● **EXERCISE DIRECTIONS**
In the listing that follows, count every line with the word "diver" in it and write only the total.

● **MATERIAL**
══════════════════════════════

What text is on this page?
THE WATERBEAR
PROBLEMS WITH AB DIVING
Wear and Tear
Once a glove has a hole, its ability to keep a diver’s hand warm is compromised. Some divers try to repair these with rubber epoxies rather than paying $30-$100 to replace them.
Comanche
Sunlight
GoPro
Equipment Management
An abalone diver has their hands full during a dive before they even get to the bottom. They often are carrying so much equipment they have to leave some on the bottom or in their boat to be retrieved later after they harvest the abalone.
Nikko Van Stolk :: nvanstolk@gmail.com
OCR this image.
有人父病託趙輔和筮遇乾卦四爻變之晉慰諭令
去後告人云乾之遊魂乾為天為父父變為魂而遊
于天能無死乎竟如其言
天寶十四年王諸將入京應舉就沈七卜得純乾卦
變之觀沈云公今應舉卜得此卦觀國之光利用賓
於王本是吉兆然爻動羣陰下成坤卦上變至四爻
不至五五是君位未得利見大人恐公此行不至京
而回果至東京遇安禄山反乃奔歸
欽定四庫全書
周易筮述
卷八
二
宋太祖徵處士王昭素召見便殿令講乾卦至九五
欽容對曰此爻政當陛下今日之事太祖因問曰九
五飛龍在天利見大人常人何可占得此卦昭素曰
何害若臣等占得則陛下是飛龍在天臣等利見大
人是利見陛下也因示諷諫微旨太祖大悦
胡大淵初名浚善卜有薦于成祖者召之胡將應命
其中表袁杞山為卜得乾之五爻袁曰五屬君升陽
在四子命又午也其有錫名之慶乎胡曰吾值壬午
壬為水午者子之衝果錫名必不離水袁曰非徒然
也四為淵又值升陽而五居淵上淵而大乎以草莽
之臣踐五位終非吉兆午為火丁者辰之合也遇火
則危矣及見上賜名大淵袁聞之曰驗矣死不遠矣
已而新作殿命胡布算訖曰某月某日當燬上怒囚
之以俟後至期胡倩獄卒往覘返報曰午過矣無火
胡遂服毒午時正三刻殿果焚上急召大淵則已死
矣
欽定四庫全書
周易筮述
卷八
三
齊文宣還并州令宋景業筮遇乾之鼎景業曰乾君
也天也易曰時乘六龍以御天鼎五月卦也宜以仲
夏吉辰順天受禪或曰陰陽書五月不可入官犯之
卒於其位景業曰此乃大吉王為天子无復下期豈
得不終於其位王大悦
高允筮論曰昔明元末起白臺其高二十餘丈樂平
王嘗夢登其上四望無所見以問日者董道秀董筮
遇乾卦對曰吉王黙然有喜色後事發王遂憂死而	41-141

══════════════════════════════

● **RESULT**
2